▶ _Required work_
Copy the data below exactly.

────────────────────

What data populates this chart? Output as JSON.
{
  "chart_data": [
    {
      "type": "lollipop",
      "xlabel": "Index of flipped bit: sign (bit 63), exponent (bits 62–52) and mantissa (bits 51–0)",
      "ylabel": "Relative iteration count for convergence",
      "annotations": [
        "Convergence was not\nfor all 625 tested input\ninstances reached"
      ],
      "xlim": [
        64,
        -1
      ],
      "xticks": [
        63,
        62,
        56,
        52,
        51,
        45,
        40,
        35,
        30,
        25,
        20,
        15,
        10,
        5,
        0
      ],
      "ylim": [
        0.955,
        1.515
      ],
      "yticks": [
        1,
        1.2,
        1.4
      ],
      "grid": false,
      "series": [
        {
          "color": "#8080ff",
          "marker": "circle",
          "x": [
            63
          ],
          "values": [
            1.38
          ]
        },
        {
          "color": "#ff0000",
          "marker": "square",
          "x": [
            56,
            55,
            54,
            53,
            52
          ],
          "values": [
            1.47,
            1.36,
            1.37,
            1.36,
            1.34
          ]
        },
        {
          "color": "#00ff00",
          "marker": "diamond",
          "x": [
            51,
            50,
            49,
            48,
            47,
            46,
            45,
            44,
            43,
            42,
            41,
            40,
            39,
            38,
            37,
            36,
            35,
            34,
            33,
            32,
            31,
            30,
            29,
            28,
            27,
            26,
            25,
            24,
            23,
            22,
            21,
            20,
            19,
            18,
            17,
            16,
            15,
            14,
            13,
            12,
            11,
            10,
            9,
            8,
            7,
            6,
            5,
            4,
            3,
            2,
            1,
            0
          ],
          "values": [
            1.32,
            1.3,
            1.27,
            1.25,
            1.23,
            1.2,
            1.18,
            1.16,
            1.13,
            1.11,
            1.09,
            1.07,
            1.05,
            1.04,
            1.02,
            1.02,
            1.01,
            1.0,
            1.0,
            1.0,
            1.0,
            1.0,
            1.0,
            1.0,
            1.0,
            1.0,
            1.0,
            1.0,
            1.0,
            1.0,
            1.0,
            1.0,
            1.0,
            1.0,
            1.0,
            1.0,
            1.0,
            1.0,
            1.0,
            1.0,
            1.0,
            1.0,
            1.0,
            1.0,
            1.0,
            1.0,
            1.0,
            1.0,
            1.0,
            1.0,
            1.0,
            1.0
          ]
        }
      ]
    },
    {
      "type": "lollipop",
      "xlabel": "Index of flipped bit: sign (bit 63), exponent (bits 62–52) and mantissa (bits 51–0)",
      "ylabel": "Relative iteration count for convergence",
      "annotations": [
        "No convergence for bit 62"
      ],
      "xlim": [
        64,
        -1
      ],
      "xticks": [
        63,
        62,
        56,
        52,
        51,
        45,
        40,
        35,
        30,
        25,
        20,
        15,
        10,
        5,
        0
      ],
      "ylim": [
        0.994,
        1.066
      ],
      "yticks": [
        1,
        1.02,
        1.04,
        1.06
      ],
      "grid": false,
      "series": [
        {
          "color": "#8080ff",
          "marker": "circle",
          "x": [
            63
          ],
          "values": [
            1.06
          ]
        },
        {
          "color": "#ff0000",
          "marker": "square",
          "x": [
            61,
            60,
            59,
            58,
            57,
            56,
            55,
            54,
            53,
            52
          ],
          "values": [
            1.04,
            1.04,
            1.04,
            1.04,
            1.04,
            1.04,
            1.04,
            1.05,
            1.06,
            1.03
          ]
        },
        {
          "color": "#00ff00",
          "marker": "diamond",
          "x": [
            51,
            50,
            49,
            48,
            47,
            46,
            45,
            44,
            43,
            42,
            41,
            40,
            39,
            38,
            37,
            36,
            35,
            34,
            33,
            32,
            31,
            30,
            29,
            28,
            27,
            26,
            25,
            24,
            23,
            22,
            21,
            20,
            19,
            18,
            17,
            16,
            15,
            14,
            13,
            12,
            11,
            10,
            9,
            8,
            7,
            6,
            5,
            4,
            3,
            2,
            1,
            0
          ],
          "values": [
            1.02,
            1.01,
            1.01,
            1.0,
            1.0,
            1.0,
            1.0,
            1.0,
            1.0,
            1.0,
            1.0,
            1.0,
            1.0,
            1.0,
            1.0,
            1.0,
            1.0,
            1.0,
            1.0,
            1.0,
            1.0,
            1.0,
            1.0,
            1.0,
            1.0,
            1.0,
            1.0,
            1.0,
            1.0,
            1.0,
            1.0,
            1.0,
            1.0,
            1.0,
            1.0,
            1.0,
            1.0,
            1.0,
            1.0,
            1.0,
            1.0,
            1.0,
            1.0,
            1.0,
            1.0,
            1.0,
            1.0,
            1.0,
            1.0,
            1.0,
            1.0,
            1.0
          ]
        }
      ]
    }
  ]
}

────────────────────

▶ _Task output_
What data populates this chart? Output as JSON.
{
  "chart_data": [
    {
      "type": "lollipop",
      "xlabel": "Index of flipped bit: sign (bit 63), exponent (bits 62–52) and mantissa (bits 51–0)",
      "ylabel": "Relative iteration count for convergence",
      "annotations": [
        "Convergence was not\nfor all 625 tested input\ninstances reached"
      ],
      "xlim": [
        64,
        -1
      ],
      "xticks": [
        63,
        62,
        56,
        52,
        51,
        45,
        40,
        35,
        30,
        25,
        20,
        15,
        10,
        5,
        0
      ],
      "ylim": [
        0.955,
        1.515
      ],
      "yticks": [
        1,
        1.2,
        1.4
      ],
      "grid": false,
      "series": [
        {
          "color": "#8080ff",
          "marker": "circle",
          "x": [
            63
          ],
          "values": [
            1.38
          ]
        },
        {
          "color": "#ff0000",
          "marker": "square",
          "x": [
            56,
            55,
            54,
            53,
            52
          ],
          "values": [
            1.47,
            1.36,
            1.37,
            1.36,
            1.34
          ]
        },
        {
          "color": "#00ff00",
          "marker": "diamond",
          "x": [
            51,
            50,
            49,
            48,
            47,
            46,
            45,
            44,
            43,
            42,
            41,
            40,
            39,
            38,
            37,
            36,
            35,
            34,
            33,
            32,
            31,
            30,
            29,
            28,
            27,
            26,
            25,
            24,
            23,
            22,
            21,
            20,
            19,
            18,
            17,
            16,
            15,
            14,
            13,
            12,
            11,
            10,
            9,
            8,
            7,
            6,
            5,
            4,
            3,
            2,
            1,
            0
          ],
          "values": [
            1.32,
            1.3,
            1.27,
            1.25,
            1.23,
            1.2,
            1.18,
            1.16,
            1.13,
            1.11,
            1.09,
            1.07,
            1.05,
            1.04,
            1.02,
            1.02,
            1.01,
            1.0,
            1.0,
            1.0,
            1.0,
            1.0,
            1.0,
            1.0,
            1.0,
            1.0,
            1.0,
            1.0,
            1.0,
            1.0,
            1.0,
            1.0,
            1.0,
            1.0,
            1.0,
            1.0,
            1.0,
            1.0,
            1.0,
            1.0,
            1.0,
            1.0,
            1.0,
            1.0,
            1.0,
            1.0,
            1.0,
            1.0,
            1.0,
            1.0,
            1.0,
            1.0
          ]
        }
      ]
    },
    {
      "type": "lollipop",
      "xlabel": "Index of flipped bit: sign (bit 63), exponent (bits 62–52) and mantissa (bits 51–0)",
      "ylabel": "Relative iteration count for convergence",
      "annotations": [
        "No convergence for bit 62"
      ],
      "xlim": [
        64,
        -1
      ],
      "xticks": [
        63,
        62,
        56,
        52,
        51,
        45,
        40,
        35,
        30,
        25,
        20,
        15,
        10,
        5,
        0
      ],
      "ylim": [
        0.994,
        1.066
      ],
      "yticks": [
        1,
        1.02,
        1.04,
        1.06
      ],
      "grid": false,
      "series": [
        {
          "color": "#8080ff",
          "marker": "circle",
          "x": [
            63
          ],
          "values": [
            1.06
          ]
        },
        {
          "color": "#ff0000",
          "marker": "square",
          "x": [
            61,
            60,
            59,
            58,
            57,
            56,
            55,
            54,
            53,
            52
          ],
          "values": [
            1.04,
            1.04,
            1.04,
            1.04,
            1.04,
            1.04,
            1.04,
            1.05,
            1.06,
            1.03
          ]
        },
        {
          "color": "#00ff00",
          "marker": "diamond",
          "x": [
            51,
            50,
            49,
            48,
            47,
            46,
            45,
            44,
            43,
            42,
            41,
            40,
            39,
            38,
            37,
            36,
            35,
            34,
            33,
            32,
            31,
            30,
            29,
            28,
            27,
            26,
            25,
            24,
            23,
            22,
            21,
            20,
            19,
            18,
            17,
            16,
            15,
            14,
            13,
            12,
            11,
            10,
            9,
            8,
            7,
            6,
            5,
            4,
            3,
            2,
            1,
            0
          ],
          "values": [
            1.02,
            1.01,
            1.01,
            1.0,
            1.0,
            1.0,
            1.0,
            1.0,
            1.0,
            1.0,
            1.0,
            1.0,
            1.0,
            1.0,
            1.0,
            1.0,
            1.0,
            1.0,
            1.0,
            1.0,
            1.0,
            1.0,
            1.0,
            1.0,
            1.0,
            1.0,
            1.0,
            1.0,
            1.0,
            1.0,
            1.0,
            1.0,
            1.0,
            1.0,
            1.0,
            1.0,
            1.0,
            1.0,
            1.0,
            1.0,
            1.0,
            1.0,
            1.0,
            1.0,
            1.0,
            1.0,
            1.0,
            1.0,
            1.0,
            1.0,
            1.0,
            1.0
          ]
        }
      ]
    }
  ]
}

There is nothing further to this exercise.